TASK STATEMENT => If a line below contains the string "čase", return that line.
>>>>>
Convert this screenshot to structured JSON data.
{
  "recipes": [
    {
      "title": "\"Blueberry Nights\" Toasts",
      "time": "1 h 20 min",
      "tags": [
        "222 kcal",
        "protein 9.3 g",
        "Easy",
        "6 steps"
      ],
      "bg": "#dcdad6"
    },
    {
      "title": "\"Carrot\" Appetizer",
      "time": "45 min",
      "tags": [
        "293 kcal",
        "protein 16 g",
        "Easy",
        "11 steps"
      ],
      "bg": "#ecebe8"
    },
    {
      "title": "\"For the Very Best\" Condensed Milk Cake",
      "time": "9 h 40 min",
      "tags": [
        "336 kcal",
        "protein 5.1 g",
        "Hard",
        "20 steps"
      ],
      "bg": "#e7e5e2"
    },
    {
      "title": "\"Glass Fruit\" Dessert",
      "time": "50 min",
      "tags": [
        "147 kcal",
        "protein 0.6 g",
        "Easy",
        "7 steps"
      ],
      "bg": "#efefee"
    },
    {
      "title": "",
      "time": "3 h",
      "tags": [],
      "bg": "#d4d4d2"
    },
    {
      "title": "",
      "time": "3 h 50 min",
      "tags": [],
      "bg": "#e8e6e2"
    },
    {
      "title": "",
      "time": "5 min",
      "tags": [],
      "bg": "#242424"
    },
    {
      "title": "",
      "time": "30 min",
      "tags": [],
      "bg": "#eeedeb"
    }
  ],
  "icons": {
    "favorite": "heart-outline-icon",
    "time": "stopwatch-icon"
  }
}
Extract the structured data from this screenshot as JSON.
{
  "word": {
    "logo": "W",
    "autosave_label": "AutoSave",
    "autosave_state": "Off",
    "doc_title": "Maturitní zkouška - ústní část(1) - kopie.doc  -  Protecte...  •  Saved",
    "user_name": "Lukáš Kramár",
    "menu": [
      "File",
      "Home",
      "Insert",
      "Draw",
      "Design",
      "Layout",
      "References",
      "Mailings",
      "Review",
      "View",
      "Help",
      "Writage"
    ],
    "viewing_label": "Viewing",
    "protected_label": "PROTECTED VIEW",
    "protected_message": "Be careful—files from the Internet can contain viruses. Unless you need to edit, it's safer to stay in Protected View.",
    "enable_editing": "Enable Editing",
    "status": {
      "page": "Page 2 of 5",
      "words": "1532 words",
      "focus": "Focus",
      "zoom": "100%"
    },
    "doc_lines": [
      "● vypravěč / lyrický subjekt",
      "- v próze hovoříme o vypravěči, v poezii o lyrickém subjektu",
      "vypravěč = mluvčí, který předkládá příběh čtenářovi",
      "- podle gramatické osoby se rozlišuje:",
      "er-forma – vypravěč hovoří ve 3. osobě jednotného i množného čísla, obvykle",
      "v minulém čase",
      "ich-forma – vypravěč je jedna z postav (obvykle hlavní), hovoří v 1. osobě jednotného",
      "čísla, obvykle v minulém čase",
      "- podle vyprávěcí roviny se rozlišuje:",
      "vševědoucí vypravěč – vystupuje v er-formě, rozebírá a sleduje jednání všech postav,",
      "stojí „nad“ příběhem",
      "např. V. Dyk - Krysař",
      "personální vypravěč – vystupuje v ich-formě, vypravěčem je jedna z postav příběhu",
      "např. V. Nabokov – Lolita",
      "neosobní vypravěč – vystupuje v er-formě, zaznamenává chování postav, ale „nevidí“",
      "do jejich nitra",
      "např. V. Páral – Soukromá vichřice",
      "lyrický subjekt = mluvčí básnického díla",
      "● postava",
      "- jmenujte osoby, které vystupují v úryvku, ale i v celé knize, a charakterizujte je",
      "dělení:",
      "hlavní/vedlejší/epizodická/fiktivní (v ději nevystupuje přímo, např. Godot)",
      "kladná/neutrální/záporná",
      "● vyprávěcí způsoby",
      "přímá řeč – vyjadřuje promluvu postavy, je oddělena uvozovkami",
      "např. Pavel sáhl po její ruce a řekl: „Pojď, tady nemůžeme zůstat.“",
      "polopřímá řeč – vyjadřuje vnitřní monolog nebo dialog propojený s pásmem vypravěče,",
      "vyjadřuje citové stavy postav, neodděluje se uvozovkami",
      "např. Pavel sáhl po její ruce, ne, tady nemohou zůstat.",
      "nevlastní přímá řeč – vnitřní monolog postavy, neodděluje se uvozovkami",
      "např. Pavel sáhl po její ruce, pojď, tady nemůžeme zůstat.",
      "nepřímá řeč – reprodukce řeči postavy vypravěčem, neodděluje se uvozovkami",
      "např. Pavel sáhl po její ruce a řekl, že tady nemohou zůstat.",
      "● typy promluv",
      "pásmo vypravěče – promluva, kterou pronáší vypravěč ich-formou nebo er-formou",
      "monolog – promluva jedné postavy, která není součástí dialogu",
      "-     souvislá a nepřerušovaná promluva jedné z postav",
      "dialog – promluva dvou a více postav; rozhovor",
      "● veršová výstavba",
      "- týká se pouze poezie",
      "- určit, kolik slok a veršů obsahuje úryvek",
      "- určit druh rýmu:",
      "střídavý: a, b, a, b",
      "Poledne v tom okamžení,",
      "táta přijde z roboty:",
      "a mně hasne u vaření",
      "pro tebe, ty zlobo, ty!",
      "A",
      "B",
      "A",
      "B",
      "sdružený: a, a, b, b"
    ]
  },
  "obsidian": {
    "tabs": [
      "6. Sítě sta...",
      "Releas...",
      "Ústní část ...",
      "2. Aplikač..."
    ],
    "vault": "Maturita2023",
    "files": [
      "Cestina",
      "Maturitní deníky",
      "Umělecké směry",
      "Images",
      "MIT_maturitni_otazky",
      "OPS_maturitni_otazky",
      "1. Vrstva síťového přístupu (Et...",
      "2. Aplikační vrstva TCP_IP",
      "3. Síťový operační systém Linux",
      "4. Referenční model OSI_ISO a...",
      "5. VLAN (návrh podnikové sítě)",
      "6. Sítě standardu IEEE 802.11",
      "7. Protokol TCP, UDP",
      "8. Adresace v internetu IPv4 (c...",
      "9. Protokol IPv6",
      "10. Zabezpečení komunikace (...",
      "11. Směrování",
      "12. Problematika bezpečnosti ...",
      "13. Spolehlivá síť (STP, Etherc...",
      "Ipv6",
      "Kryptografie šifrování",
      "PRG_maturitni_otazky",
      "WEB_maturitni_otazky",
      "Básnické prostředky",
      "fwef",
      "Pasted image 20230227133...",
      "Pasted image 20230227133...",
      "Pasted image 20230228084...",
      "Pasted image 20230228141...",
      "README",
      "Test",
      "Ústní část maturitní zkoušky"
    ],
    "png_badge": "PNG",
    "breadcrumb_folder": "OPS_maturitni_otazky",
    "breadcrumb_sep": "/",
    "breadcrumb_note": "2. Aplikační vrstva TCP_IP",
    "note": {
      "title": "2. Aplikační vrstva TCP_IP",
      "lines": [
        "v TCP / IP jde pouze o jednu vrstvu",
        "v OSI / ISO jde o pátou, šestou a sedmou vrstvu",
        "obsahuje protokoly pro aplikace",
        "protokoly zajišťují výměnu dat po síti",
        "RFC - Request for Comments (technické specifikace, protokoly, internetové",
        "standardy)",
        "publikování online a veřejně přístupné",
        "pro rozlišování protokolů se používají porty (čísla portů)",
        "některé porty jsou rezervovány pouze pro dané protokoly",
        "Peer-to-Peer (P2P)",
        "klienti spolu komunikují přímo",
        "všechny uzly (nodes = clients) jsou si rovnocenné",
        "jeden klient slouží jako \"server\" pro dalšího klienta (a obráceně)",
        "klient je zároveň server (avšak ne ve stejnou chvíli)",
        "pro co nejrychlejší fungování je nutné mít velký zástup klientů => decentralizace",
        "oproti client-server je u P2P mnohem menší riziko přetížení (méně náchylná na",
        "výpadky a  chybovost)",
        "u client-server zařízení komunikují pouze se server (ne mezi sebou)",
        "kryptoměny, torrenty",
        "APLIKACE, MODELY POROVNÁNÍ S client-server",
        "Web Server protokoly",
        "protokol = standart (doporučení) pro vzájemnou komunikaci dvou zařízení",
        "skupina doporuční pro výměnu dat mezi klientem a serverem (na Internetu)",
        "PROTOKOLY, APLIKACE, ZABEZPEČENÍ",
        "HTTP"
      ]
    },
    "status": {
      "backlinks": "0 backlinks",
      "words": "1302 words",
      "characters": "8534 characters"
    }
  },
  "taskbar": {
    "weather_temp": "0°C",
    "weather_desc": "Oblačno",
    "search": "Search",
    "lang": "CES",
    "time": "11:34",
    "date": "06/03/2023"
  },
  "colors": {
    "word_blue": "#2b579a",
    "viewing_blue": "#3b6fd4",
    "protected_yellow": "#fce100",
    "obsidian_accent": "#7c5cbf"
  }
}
<<<<<
WRITTEN SOLUTION =>
      "v minulém čase",
      "čísla, obvykle v minulém čase",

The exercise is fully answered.